Stored data
-- BEGIN --
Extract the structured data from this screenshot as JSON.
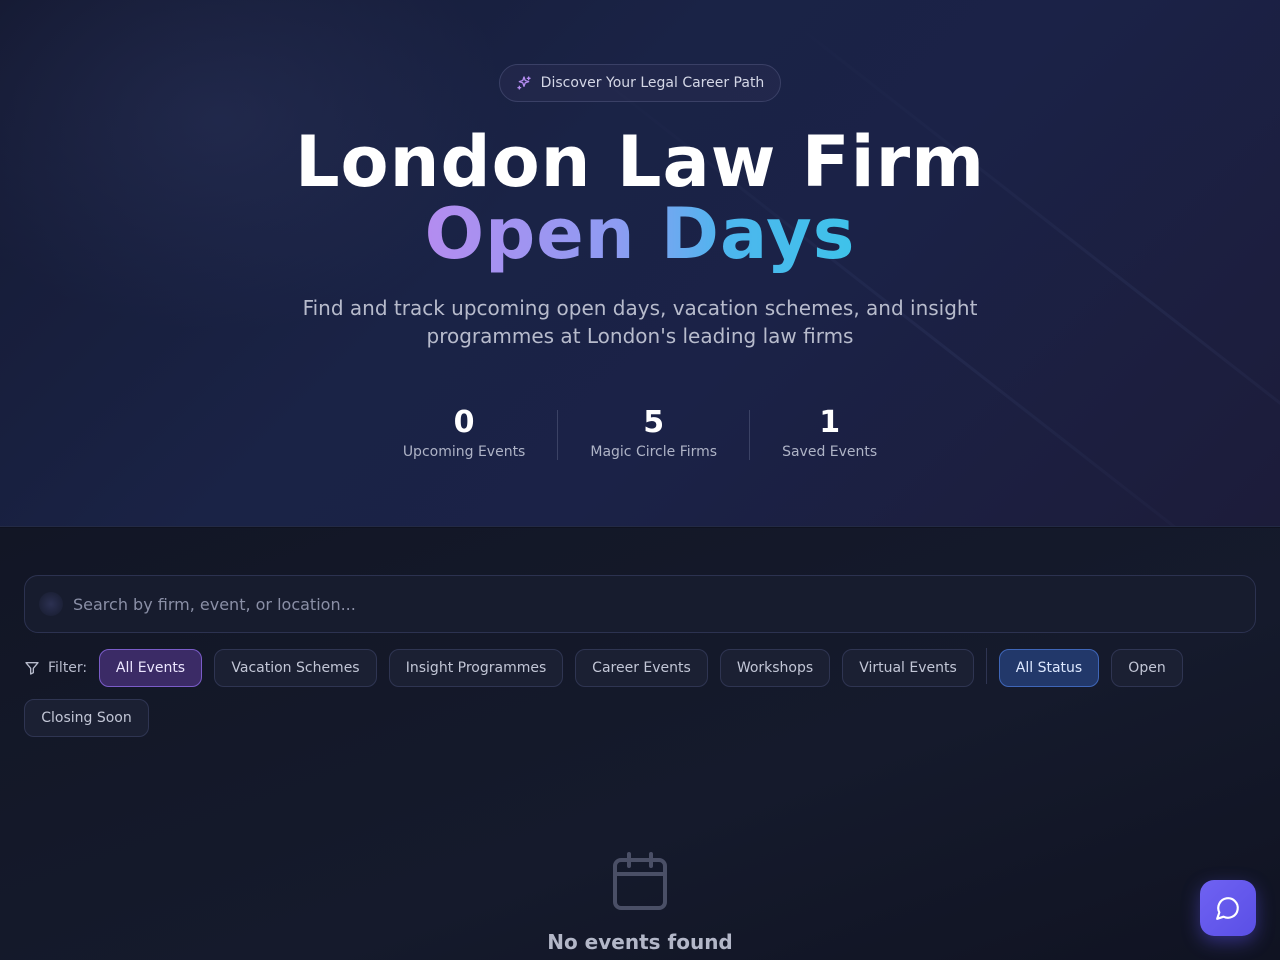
{
  "hero": {
    "badge_text": "Discover Your Legal Career Path",
    "title_line1": "London Law Firm",
    "title_line2": "Open Days",
    "subtitle": "Find and track upcoming open days, vacation schemes, and insight programmes at London's leading law firms",
    "stats": [
      {
        "value": "0",
        "label": "Upcoming Events"
      },
      {
        "value": "5",
        "label": "Magic Circle Firms"
      },
      {
        "value": "1",
        "label": "Saved Events"
      }
    ]
  },
  "search": {
    "placeholder": "Search by firm, event, or location...",
    "value": ""
  },
  "filters": {
    "label": "Filter:",
    "event_types": [
      "All Events",
      "Vacation Schemes",
      "Insight Programmes",
      "Career Events",
      "Workshops",
      "Virtual Events"
    ],
    "statuses": [
      "All Status",
      "Open",
      "Closing Soon"
    ],
    "selected_event_type": "All Events",
    "selected_status": "All Status"
  },
  "empty_state": {
    "title": "No events found"
  },
  "colors": {
    "accent_purple": "#7a5cc8",
    "accent_blue": "#3f66b8",
    "chat_button": "#6f62f2"
  },
  "icons": {
    "badge": "sparkles-icon",
    "filter": "filter-icon",
    "empty": "calendar-icon",
    "chat": "chat-bubble-icon"
  }
}
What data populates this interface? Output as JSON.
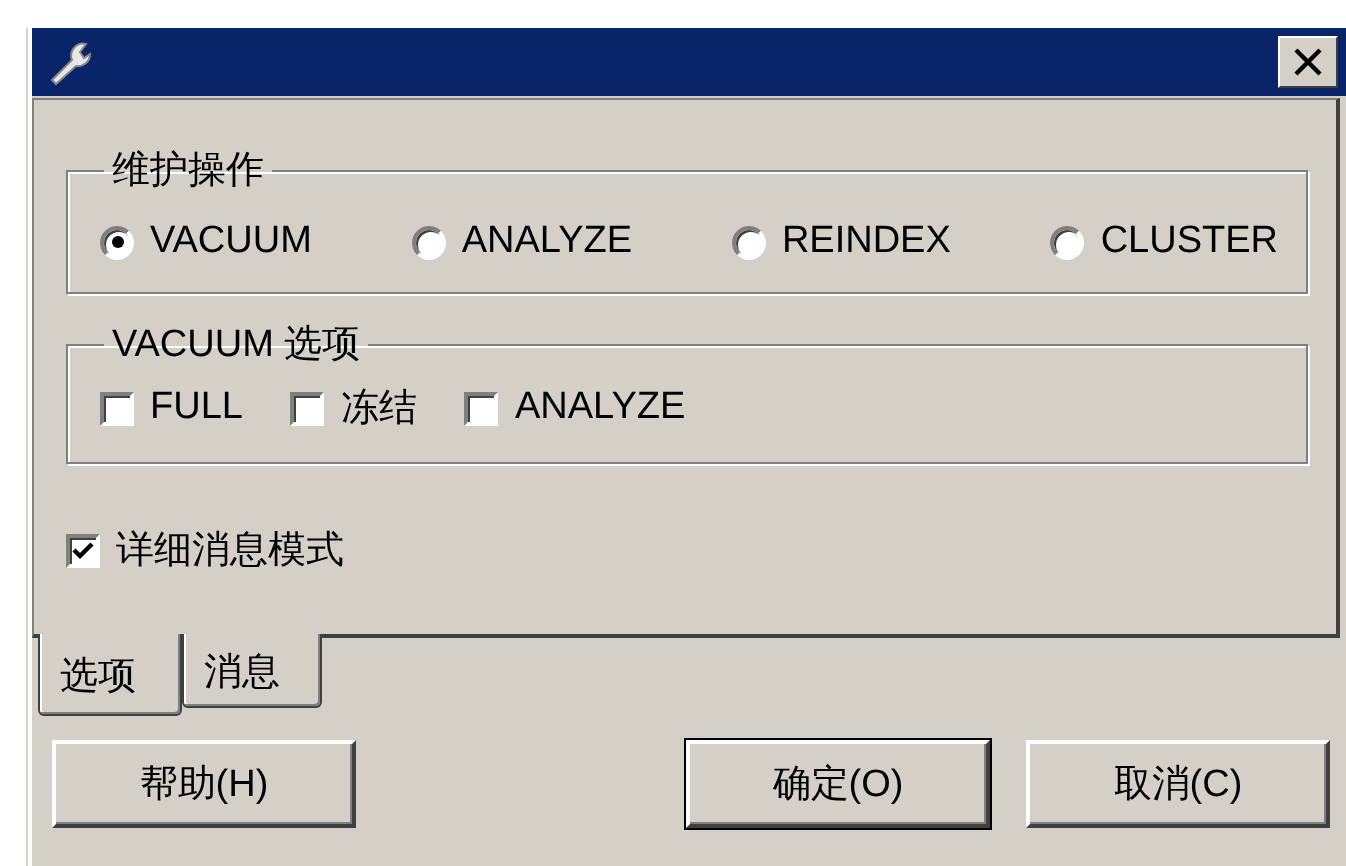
{
  "maintenance_group": {
    "title": "维护操作",
    "options": [
      {
        "label": "VACUUM",
        "selected": true
      },
      {
        "label": "ANALYZE",
        "selected": false
      },
      {
        "label": "REINDEX",
        "selected": false
      },
      {
        "label": "CLUSTER",
        "selected": false
      }
    ]
  },
  "vacuum_options_group": {
    "title": "VACUUM 选项",
    "options": [
      {
        "label": "FULL",
        "checked": false
      },
      {
        "label": "冻结",
        "checked": false
      },
      {
        "label": "ANALYZE",
        "checked": false
      }
    ]
  },
  "verbose_checkbox": {
    "label": "详细消息模式",
    "checked": true
  },
  "tabs": [
    {
      "label": "选项",
      "selected": true
    },
    {
      "label": "消息",
      "selected": false
    }
  ],
  "buttons": [
    {
      "label": "帮助(H)",
      "default": false
    },
    {
      "label": "确定(O)",
      "default": true
    },
    {
      "label": "取消(C)",
      "default": false
    }
  ]
}
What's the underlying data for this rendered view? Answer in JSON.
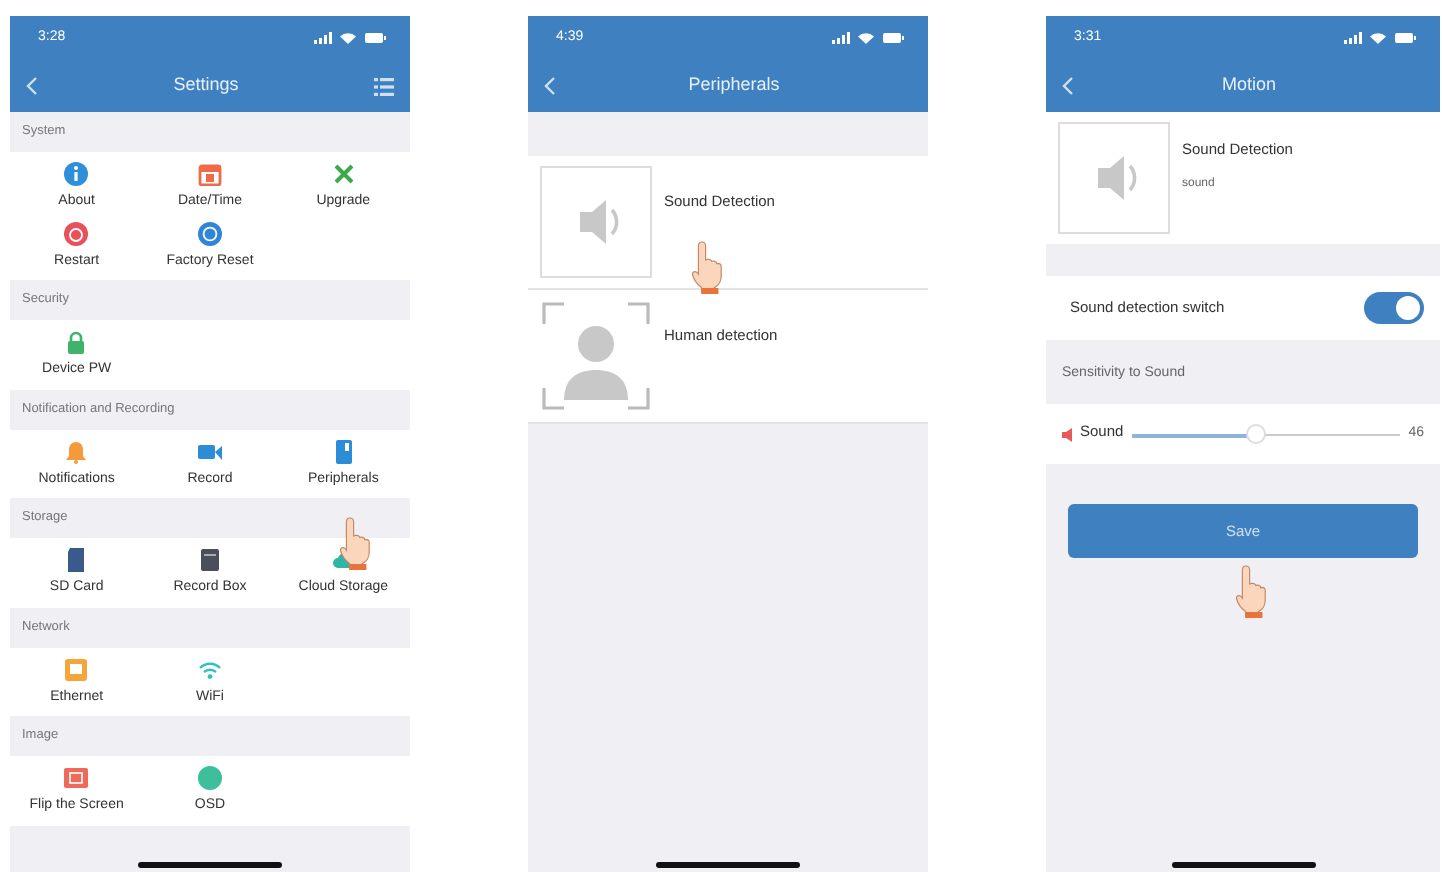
{
  "phones": [
    {
      "kind": "settings",
      "status_time": "3:28",
      "title": "Settings",
      "sections": [
        {
          "heading": "System",
          "items": [
            "About",
            "Date/Time",
            "Upgrade",
            "Restart",
            "Factory Reset"
          ]
        },
        {
          "heading": "Security",
          "items": [
            "Device PW"
          ]
        },
        {
          "heading": "Notification and Recording",
          "items": [
            "Notifications",
            "Record",
            "Peripherals"
          ]
        },
        {
          "heading": "Storage",
          "items": [
            "SD Card",
            "Record Box",
            "Cloud Storage"
          ]
        },
        {
          "heading": "Network",
          "items": [
            "Ethernet",
            "WiFi"
          ]
        },
        {
          "heading": "Image",
          "items": [
            "Flip the Screen",
            "OSD"
          ]
        }
      ]
    },
    {
      "kind": "peripherals",
      "status_time": "4:39",
      "title": "Peripherals",
      "items": [
        {
          "label": "Sound Detection"
        },
        {
          "label": "Human detection"
        }
      ]
    },
    {
      "kind": "motion",
      "status_time": "3:31",
      "title": "Motion",
      "detector": {
        "name": "Sound Detection",
        "subtitle": "sound"
      },
      "switch": {
        "label": "Sound detection switch",
        "on": true
      },
      "section_heading": "Sensitivity to Sound",
      "slider": {
        "label": "Sound",
        "level": 0.46,
        "reading": "46"
      },
      "save_button": "Save"
    }
  ]
}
-- END --
▶ Required work: Copy the material above in full and exactly, skipping pictures.

▶ The result:
Extract the structured data from this screenshot as JSON.
{
  "hero": {
    "badge_text": "Discover Your Legal Career Path",
    "title_line1": "London Law Firm",
    "title_line2": "Open Days",
    "subtitle": "Find and track upcoming open days, vacation schemes, and insight programmes at London's leading law firms",
    "stats": [
      {
        "value": "0",
        "label": "Upcoming Events"
      },
      {
        "value": "5",
        "label": "Magic Circle Firms"
      },
      {
        "value": "1",
        "label": "Saved Events"
      }
    ]
  },
  "search": {
    "placeholder": "Search by firm, event, or location...",
    "value": ""
  },
  "filters": {
    "label": "Filter:",
    "event_types": [
      "All Events",
      "Vacation Schemes",
      "Insight Programmes",
      "Career Events",
      "Workshops",
      "Virtual Events"
    ],
    "statuses": [
      "All Status",
      "Open",
      "Closing Soon"
    ],
    "selected_event_type": "All Events",
    "selected_status": "All Status"
  },
  "empty_state": {
    "title": "No events found"
  },
  "colors": {
    "accent_purple": "#7a5cc8",
    "accent_blue": "#3f66b8",
    "chat_button": "#6f62f2"
  },
  "icons": {
    "badge": "sparkles-icon",
    "filter": "filter-icon",
    "empty": "calendar-icon",
    "chat": "chat-bubble-icon"
  }
}
What data populates this interface? Output as JSON.
{
  "maintenance_group": {
    "title": "维护操作",
    "options": [
      {
        "label": "VACUUM",
        "selected": true
      },
      {
        "label": "ANALYZE",
        "selected": false
      },
      {
        "label": "REINDEX",
        "selected": false
      },
      {
        "label": "CLUSTER",
        "selected": false
      }
    ]
  },
  "vacuum_options_group": {
    "title": "VACUUM 选项",
    "options": [
      {
        "label": "FULL",
        "checked": false
      },
      {
        "label": "冻结",
        "checked": false
      },
      {
        "label": "ANALYZE",
        "checked": false
      }
    ]
  },
  "verbose_checkbox": {
    "label": "详细消息模式",
    "checked": true
  },
  "tabs": [
    {
      "label": "选项",
      "selected": true
    },
    {
      "label": "消息",
      "selected": false
    }
  ],
  "buttons": [
    {
      "label": "帮助(H)",
      "default": false
    },
    {
      "label": "确定(O)",
      "default": true
    },
    {
      "label": "取消(C)",
      "default": false
    }
  ]
}
What's the underlying data for this rendered view? Answer in JSON.
{
  "phones": [
    {
      "kind": "settings",
      "status_time": "3:28",
      "title": "Settings",
      "sections": [
        {
          "heading": "System",
          "items": [
            "About",
            "Date/Time",
            "Upgrade",
            "Restart",
            "Factory Reset"
          ]
        },
        {
          "heading": "Security",
          "items": [
            "Device PW"
          ]
        },
        {
          "heading": "Notification and Recording",
          "items": [
            "Notifications",
            "Record",
            "Peripherals"
          ]
        },
        {
          "heading": "Storage",
          "items": [
            "SD Card",
            "Record Box",
            "Cloud Storage"
          ]
        },
        {
          "heading": "Network",
          "items": [
            "Ethernet",
            "WiFi"
          ]
        },
        {
          "heading": "Image",
          "items": [
            "Flip the Screen",
            "OSD"
          ]
        }
      ]
    },
    {
      "kind": "peripherals",
      "status_time": "4:39",
      "title": "Peripherals",
      "items": [
        {
          "label": "Sound Detection"
        },
        {
          "label": "Human detection"
        }
      ]
    },
    {
      "kind": "motion",
      "status_time": "3:31",
      "title": "Motion",
      "detector": {
        "name": "Sound Detection",
        "subtitle": "sound"
      },
      "switch": {
        "label": "Sound detection switch",
        "on": true
      },
      "section_heading": "Sensitivity to Sound",
      "slider": {
        "label": "Sound",
        "level": 0.46,
        "reading": "46"
      },
      "save_button": "Save"
    }
  ]
}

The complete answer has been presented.